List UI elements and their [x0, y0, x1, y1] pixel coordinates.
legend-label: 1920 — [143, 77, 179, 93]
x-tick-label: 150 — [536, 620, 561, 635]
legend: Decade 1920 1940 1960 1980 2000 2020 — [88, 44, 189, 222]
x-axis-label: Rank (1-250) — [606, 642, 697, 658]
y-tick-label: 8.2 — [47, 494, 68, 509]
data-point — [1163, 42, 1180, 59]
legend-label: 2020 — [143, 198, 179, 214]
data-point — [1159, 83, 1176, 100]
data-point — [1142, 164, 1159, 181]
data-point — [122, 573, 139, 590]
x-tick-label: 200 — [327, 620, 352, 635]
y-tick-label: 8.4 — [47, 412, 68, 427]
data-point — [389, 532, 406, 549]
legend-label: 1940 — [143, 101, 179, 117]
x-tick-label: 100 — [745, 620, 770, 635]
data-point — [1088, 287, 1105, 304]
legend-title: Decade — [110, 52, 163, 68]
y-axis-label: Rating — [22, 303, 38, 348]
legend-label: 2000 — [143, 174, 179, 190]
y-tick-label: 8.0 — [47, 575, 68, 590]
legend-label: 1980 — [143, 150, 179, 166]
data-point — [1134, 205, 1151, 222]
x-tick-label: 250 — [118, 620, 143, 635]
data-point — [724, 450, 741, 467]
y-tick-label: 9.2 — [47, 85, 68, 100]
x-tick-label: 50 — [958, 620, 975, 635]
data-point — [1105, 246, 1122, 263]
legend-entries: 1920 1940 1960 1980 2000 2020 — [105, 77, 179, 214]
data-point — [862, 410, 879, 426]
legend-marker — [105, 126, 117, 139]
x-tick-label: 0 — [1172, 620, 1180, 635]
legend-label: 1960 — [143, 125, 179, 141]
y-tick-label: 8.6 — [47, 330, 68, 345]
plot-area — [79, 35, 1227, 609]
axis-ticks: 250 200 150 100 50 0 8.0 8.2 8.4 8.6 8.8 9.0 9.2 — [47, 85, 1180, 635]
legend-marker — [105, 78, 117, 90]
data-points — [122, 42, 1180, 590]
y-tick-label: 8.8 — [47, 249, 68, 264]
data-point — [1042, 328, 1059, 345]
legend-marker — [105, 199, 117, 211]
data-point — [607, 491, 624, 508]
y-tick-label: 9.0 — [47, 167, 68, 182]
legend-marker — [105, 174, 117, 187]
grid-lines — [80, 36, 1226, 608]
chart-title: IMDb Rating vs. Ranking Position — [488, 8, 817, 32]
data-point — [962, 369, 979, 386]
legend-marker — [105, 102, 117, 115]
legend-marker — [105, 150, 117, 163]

------------------------------------------------

- Short task -
Copy every one of the lines above, keeping each character and each number unchanged.

- Answer -
List UI elements and their [x0, y0, x1, y1] pixel coordinates.
legend-label: 1920 — [143, 77, 179, 93]
x-tick-label: 150 — [536, 620, 561, 635]
legend: Decade 1920 1940 1960 1980 2000 2020 — [88, 44, 189, 222]
x-axis-label: Rank (1-250) — [606, 642, 697, 658]
y-tick-label: 8.2 — [47, 494, 68, 509]
data-point — [1163, 42, 1180, 59]
legend-label: 2020 — [143, 198, 179, 214]
data-point — [1159, 83, 1176, 100]
data-point — [1142, 164, 1159, 181]
data-point — [122, 573, 139, 590]
x-tick-label: 200 — [327, 620, 352, 635]
y-tick-label: 8.4 — [47, 412, 68, 427]
data-point — [389, 532, 406, 549]
legend-label: 1940 — [143, 101, 179, 117]
x-tick-label: 100 — [745, 620, 770, 635]
data-point — [1088, 287, 1105, 304]
legend-title: Decade — [110, 52, 163, 68]
y-axis-label: Rating — [22, 303, 38, 348]
legend-label: 2000 — [143, 174, 179, 190]
y-tick-label: 8.0 — [47, 575, 68, 590]
legend-label: 1980 — [143, 150, 179, 166]
data-point — [1134, 205, 1151, 222]
x-tick-label: 250 — [118, 620, 143, 635]
data-point — [724, 450, 741, 467]
y-tick-label: 9.2 — [47, 85, 68, 100]
x-tick-label: 50 — [958, 620, 975, 635]
data-point — [1105, 246, 1122, 263]
legend-entries: 1920 1940 1960 1980 2000 2020 — [105, 77, 179, 214]
data-point — [862, 410, 879, 426]
legend-marker — [105, 126, 117, 139]
x-tick-label: 0 — [1172, 620, 1180, 635]
legend-label: 1960 — [143, 125, 179, 141]
y-tick-label: 8.6 — [47, 330, 68, 345]
plot-area — [79, 35, 1227, 609]
axis-ticks: 250 200 150 100 50 0 8.0 8.2 8.4 8.6 8.8 9.0 9.2 — [47, 85, 1180, 635]
legend-marker — [105, 78, 117, 90]
data-points — [122, 42, 1180, 590]
y-tick-label: 8.8 — [47, 249, 68, 264]
data-point — [1042, 328, 1059, 345]
legend-marker — [105, 199, 117, 211]
data-point — [607, 491, 624, 508]
y-tick-label: 9.0 — [47, 167, 68, 182]
legend-marker — [105, 174, 117, 187]
grid-lines — [80, 36, 1226, 608]
chart-title: IMDb Rating vs. Ranking Position — [488, 8, 817, 32]
data-point — [962, 369, 979, 386]
legend-marker — [105, 102, 117, 115]
legend-marker — [105, 150, 117, 163]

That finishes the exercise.